◆ **What you need to do**: Reproduce all records exactly.

◆ **Supplied entries**:
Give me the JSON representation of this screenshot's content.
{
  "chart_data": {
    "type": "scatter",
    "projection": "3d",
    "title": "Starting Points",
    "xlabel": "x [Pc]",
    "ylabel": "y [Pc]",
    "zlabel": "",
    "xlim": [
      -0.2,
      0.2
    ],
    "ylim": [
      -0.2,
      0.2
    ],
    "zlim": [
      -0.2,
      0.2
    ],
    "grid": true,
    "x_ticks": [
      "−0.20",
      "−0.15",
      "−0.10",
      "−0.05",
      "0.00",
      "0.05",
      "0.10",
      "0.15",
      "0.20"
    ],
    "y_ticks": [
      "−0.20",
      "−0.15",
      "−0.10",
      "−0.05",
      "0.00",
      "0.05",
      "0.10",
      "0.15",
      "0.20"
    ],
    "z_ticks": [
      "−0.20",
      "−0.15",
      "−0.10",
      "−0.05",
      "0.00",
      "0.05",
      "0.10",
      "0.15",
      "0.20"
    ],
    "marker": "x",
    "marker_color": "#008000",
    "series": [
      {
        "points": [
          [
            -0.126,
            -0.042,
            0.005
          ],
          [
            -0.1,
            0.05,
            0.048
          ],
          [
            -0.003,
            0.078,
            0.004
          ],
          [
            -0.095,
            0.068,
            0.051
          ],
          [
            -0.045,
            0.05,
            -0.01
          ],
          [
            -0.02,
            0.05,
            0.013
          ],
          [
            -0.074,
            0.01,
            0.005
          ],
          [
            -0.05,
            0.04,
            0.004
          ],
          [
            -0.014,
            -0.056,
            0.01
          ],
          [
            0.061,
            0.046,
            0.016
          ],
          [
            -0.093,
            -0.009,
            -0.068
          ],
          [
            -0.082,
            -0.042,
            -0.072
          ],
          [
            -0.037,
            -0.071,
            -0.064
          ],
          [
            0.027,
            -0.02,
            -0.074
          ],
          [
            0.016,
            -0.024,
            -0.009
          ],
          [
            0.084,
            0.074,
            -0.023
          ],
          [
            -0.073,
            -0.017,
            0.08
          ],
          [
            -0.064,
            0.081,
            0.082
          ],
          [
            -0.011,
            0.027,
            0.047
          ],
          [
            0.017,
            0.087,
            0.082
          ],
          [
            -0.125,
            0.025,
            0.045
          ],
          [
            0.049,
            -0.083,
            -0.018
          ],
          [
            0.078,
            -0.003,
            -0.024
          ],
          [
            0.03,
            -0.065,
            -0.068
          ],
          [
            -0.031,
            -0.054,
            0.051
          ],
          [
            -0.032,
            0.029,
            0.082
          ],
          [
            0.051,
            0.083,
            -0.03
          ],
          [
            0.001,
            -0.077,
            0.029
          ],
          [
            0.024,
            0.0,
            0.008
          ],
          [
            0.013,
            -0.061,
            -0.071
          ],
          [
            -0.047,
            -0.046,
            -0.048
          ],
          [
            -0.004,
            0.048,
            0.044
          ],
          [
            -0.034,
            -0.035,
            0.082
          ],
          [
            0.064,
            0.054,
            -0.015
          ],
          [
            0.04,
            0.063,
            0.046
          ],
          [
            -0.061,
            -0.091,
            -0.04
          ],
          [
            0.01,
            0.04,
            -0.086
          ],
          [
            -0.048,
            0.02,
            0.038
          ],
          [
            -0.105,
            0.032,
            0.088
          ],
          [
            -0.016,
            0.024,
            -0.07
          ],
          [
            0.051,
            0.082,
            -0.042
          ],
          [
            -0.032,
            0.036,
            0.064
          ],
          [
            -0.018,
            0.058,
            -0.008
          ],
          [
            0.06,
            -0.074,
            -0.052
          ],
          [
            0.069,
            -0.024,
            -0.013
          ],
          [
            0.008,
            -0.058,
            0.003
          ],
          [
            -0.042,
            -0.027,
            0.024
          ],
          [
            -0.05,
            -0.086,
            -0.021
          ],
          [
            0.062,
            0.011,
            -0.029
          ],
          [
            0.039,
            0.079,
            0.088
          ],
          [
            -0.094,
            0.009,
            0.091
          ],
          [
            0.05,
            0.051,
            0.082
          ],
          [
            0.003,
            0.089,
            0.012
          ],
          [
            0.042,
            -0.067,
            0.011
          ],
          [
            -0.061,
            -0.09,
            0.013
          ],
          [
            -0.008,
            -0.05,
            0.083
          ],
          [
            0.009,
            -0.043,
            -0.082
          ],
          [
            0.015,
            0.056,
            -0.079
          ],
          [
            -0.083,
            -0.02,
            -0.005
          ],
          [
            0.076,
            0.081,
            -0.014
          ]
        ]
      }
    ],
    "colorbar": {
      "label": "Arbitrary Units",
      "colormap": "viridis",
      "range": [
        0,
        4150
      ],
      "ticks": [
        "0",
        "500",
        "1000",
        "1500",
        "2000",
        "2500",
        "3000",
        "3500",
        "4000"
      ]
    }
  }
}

◆ **Answer in full**:
Give me the JSON representation of this screenshot's content.
{
  "chart_data": {
    "type": "scatter",
    "projection": "3d",
    "title": "Starting Points",
    "xlabel": "x [Pc]",
    "ylabel": "y [Pc]",
    "zlabel": "",
    "xlim": [
      -0.2,
      0.2
    ],
    "ylim": [
      -0.2,
      0.2
    ],
    "zlim": [
      -0.2,
      0.2
    ],
    "grid": true,
    "x_ticks": [
      "−0.20",
      "−0.15",
      "−0.10",
      "−0.05",
      "0.00",
      "0.05",
      "0.10",
      "0.15",
      "0.20"
    ],
    "y_ticks": [
      "−0.20",
      "−0.15",
      "−0.10",
      "−0.05",
      "0.00",
      "0.05",
      "0.10",
      "0.15",
      "0.20"
    ],
    "z_ticks": [
      "−0.20",
      "−0.15",
      "−0.10",
      "−0.05",
      "0.00",
      "0.05",
      "0.10",
      "0.15",
      "0.20"
    ],
    "marker": "x",
    "marker_color": "#008000",
    "series": [
      {
        "points": [
          [
            -0.126,
            -0.042,
            0.005
          ],
          [
            -0.1,
            0.05,
            0.048
          ],
          [
            -0.003,
            0.078,
            0.004
          ],
          [
            -0.095,
            0.068,
            0.051
          ],
          [
            -0.045,
            0.05,
            -0.01
          ],
          [
            -0.02,
            0.05,
            0.013
          ],
          [
            -0.074,
            0.01,
            0.005
          ],
          [
            -0.05,
            0.04,
            0.004
          ],
          [
            -0.014,
            -0.056,
            0.01
          ],
          [
            0.061,
            0.046,
            0.016
          ],
          [
            -0.093,
            -0.009,
            -0.068
          ],
          [
            -0.082,
            -0.042,
            -0.072
          ],
          [
            -0.037,
            -0.071,
            -0.064
          ],
          [
            0.027,
            -0.02,
            -0.074
          ],
          [
            0.016,
            -0.024,
            -0.009
          ],
          [
            0.084,
            0.074,
            -0.023
          ],
          [
            -0.073,
            -0.017,
            0.08
          ],
          [
            -0.064,
            0.081,
            0.082
          ],
          [
            -0.011,
            0.027,
            0.047
          ],
          [
            0.017,
            0.087,
            0.082
          ],
          [
            -0.125,
            0.025,
            0.045
          ],
          [
            0.049,
            -0.083,
            -0.018
          ],
          [
            0.078,
            -0.003,
            -0.024
          ],
          [
            0.03,
            -0.065,
            -0.068
          ],
          [
            -0.031,
            -0.054,
            0.051
          ],
          [
            -0.032,
            0.029,
            0.082
          ],
          [
            0.051,
            0.083,
            -0.03
          ],
          [
            0.001,
            -0.077,
            0.029
          ],
          [
            0.024,
            0.0,
            0.008
          ],
          [
            0.013,
            -0.061,
            -0.071
          ],
          [
            -0.047,
            -0.046,
            -0.048
          ],
          [
            -0.004,
            0.048,
            0.044
          ],
          [
            -0.034,
            -0.035,
            0.082
          ],
          [
            0.064,
            0.054,
            -0.015
          ],
          [
            0.04,
            0.063,
            0.046
          ],
          [
            -0.061,
            -0.091,
            -0.04
          ],
          [
            0.01,
            0.04,
            -0.086
          ],
          [
            -0.048,
            0.02,
            0.038
          ],
          [
            -0.105,
            0.032,
            0.088
          ],
          [
            -0.016,
            0.024,
            -0.07
          ],
          [
            0.051,
            0.082,
            -0.042
          ],
          [
            -0.032,
            0.036,
            0.064
          ],
          [
            -0.018,
            0.058,
            -0.008
          ],
          [
            0.06,
            -0.074,
            -0.052
          ],
          [
            0.069,
            -0.024,
            -0.013
          ],
          [
            0.008,
            -0.058,
            0.003
          ],
          [
            -0.042,
            -0.027,
            0.024
          ],
          [
            -0.05,
            -0.086,
            -0.021
          ],
          [
            0.062,
            0.011,
            -0.029
          ],
          [
            0.039,
            0.079,
            0.088
          ],
          [
            -0.094,
            0.009,
            0.091
          ],
          [
            0.05,
            0.051,
            0.082
          ],
          [
            0.003,
            0.089,
            0.012
          ],
          [
            0.042,
            -0.067,
            0.011
          ],
          [
            -0.061,
            -0.09,
            0.013
          ],
          [
            -0.008,
            -0.05,
            0.083
          ],
          [
            0.009,
            -0.043,
            -0.082
          ],
          [
            0.015,
            0.056,
            -0.079
          ],
          [
            -0.083,
            -0.02,
            -0.005
          ],
          [
            0.076,
            0.081,
            -0.014
          ]
        ]
      }
    ],
    "colorbar": {
      "label": "Arbitrary Units",
      "colormap": "viridis",
      "range": [
        0,
        4150
      ],
      "ticks": [
        "0",
        "500",
        "1000",
        "1500",
        "2000",
        "2500",
        "3000",
        "3500",
        "4000"
      ]
    }
  }
}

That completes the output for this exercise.